● **TRECHO SELECIONADO**:
* * * * * * * * *
O próprio romance do livro entre Leonardo e Luisinha não segue a linha tradicional,
que envolve a conquista de um grande amor, ou um relacionamento impossível, mas sim
meras ocasionalidades as quais o fazem possível. O protagonista já se apaixona no
início da obra por uma garota chamada Luisinha, caracterizada como meiga e
adorável. No entanto, apesar dos esforços de Leonardo, Luisinha é forçada a um
relacionamento com José Manoel, um homem rico da alta sociedade. Sem muitas
lamentações e remetendo a uma característica de mulherengo, Leonardo apaixona-se
por outra garota, apelidada Vidinha, com características muito diferentes da de seu
primeiro amor. Ou seja, toda a ideia de uma predestinação do amor, da nobreza do
herói da história com a sua prometida ou dos desafios com os quais o protagonista
deve lidar para conquistar sua amada inexistem aqui. No final, de maneira quase
satírica, o Leonardo acaba por reatar seu relacionamento com Luisinha, pois Vidinha
o desprezara e José Manoel morrera de doença. O protagonista não teve de fazer nada
para se relacionar com ela. Novamente, a natureza do acaso e da sorte fizeram com
que o malandro do protagonista tivesse um final feliz.
* * * * * * * * *
● **EXTRATOS DE DADOS**:
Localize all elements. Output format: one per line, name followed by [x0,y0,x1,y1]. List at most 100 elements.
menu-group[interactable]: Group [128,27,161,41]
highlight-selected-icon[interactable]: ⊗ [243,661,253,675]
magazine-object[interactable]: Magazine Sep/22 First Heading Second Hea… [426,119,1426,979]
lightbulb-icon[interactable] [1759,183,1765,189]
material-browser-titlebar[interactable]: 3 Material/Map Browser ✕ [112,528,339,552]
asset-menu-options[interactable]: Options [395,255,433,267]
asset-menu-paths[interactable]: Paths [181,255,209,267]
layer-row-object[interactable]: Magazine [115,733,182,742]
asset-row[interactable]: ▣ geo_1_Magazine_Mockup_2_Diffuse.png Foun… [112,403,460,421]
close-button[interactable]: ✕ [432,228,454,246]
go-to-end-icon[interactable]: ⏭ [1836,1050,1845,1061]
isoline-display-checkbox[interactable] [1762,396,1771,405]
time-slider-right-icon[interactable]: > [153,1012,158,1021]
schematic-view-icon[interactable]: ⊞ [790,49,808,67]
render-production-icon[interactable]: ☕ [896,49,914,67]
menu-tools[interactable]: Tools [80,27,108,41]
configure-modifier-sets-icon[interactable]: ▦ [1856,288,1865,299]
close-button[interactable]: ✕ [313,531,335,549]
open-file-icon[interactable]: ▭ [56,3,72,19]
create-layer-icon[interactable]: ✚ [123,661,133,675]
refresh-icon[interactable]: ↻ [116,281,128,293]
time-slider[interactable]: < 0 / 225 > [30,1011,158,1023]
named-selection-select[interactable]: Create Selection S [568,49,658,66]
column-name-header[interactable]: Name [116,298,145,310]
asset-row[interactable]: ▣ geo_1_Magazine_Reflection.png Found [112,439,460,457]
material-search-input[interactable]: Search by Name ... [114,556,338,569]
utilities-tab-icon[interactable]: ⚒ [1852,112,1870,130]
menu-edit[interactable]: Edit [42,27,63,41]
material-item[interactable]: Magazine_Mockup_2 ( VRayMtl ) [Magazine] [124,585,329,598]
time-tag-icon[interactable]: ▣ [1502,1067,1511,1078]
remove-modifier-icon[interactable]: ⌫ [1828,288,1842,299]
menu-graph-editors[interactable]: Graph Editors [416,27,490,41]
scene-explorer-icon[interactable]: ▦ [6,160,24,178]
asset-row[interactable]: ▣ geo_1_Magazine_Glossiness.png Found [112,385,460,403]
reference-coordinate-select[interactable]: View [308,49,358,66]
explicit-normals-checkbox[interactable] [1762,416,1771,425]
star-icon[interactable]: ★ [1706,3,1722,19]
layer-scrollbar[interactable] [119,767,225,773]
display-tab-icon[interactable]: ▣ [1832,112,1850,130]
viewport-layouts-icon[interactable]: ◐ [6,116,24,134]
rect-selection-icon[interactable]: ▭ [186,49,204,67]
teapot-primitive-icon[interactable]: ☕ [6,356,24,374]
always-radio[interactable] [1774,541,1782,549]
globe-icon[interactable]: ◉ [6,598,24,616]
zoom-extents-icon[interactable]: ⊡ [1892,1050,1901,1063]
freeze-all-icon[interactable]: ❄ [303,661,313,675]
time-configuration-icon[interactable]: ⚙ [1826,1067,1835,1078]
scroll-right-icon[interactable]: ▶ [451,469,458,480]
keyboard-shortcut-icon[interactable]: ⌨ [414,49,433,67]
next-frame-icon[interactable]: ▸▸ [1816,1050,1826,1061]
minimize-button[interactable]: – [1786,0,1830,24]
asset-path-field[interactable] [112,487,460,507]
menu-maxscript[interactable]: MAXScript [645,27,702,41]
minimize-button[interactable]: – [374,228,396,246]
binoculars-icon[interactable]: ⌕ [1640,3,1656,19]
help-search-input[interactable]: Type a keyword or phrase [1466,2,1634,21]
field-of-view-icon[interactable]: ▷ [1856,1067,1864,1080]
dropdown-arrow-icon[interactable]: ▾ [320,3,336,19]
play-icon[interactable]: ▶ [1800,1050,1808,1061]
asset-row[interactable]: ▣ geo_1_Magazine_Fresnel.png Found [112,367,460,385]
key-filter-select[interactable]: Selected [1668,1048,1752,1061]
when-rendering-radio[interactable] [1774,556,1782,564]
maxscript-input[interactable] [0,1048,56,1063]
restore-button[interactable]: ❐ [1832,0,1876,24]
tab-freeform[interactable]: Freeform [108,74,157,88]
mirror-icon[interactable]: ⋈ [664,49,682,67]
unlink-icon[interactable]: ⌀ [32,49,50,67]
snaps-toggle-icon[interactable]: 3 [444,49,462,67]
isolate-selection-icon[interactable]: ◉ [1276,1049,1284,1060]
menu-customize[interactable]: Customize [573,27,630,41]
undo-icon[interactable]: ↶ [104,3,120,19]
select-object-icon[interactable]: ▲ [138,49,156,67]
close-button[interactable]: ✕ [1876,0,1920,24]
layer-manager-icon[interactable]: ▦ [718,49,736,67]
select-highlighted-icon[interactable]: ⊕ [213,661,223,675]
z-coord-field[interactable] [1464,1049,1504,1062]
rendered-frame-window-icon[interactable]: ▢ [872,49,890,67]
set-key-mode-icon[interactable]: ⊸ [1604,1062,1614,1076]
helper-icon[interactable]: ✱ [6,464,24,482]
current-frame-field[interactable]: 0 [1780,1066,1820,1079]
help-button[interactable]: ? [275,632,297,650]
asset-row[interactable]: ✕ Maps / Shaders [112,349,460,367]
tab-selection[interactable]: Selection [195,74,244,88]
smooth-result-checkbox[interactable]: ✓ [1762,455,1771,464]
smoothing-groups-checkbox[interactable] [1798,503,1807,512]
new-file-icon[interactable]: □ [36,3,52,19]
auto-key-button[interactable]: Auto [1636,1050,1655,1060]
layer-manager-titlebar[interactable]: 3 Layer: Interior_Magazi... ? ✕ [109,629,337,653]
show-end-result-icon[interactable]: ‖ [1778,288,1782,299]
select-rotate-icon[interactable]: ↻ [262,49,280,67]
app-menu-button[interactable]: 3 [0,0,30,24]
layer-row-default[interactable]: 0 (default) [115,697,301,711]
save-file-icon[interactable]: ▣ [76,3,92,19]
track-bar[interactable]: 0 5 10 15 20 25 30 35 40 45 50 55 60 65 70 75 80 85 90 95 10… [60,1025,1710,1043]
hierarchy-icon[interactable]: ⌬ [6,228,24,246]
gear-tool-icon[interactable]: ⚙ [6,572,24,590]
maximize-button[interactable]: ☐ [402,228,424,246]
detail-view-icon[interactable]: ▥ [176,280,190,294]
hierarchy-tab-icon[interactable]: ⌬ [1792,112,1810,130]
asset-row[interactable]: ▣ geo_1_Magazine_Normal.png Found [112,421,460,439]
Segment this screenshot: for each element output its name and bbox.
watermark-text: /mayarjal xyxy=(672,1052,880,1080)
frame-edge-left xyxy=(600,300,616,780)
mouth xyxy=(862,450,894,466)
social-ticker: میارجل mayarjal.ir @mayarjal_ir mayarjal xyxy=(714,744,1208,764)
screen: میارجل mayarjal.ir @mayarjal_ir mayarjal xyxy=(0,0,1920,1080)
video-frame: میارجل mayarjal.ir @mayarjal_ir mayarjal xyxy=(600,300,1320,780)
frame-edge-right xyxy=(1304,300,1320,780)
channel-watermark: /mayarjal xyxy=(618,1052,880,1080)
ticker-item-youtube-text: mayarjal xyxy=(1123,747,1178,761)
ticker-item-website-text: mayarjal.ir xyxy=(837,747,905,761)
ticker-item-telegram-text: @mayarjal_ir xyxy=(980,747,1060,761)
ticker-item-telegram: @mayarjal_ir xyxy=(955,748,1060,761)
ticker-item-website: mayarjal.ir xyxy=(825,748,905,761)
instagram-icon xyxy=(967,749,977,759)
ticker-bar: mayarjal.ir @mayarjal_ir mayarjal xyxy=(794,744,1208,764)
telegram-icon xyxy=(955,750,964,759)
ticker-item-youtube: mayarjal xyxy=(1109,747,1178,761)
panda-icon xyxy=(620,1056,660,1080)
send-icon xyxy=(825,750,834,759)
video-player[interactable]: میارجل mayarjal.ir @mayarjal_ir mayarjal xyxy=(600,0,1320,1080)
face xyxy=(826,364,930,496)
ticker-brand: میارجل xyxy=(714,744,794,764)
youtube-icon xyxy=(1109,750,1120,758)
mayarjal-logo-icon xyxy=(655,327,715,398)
* * * * * * * * *
● **LISTA DE ATIVIDADES**:
1. Responda com base no trecho sobre o romance entre Leonardo e Luisinha:
(a) Com quem Luisinha é forçada a se relacionar?
(b) Qual é o apelido da segunda garota por quem Leonardo se apaixona?
(c) Que dois acontecimentos permitem que Leonardo reate com Luisinha no final?
2. Dê continuidade ao trecho sobre o romance entre Leonardo e Luisinha a partir da última frase apresentada.

● **RESPOSTAS POR TAREFA**:
1.
(a) Com José Manoel, um homem rico da alta sociedade.
(b) Vidinha.
(c) Vidinha o desprezara, e José Manoel morrera de doença.

2.
A quebra da estrutura romântica, conforme apresentado ao longo da resenha, vai de


encontro ao efeito anticatártico previamente mencionado como aspecto chave do
livro. Ao invés de uma jornada cheia de louvores e dificuldades, temos um texto
engraçado, que parece fazer piada com essa vida performática e idealizada dos
escritores românticos. Inclusive o próprio nome do livro remete a isso. O tal
Sargento do título da obra é Leonardo, que adquire essa patente após uma negociação
de sua comadre e amigas com major Vidigal para o tirar da cadeia. Esse momento da
obra canonizado em seu título evidencia talvez o aspecto mais importante para essa
resenha: o protagonista que nada faz para suas conquistas, arrebatando o modelo de
protagonista romântico.

A importância dos meios para a arte

Outro fator que foi importante para a quebra do estilo romântico e, mais
especificamente, da catarse da obra foi a forma pela qual a narrativa do texto
utilizou-se da estrutura de publicação em folhetim para afastar-se do leitor, no
sentido de quebrar a sua imersão.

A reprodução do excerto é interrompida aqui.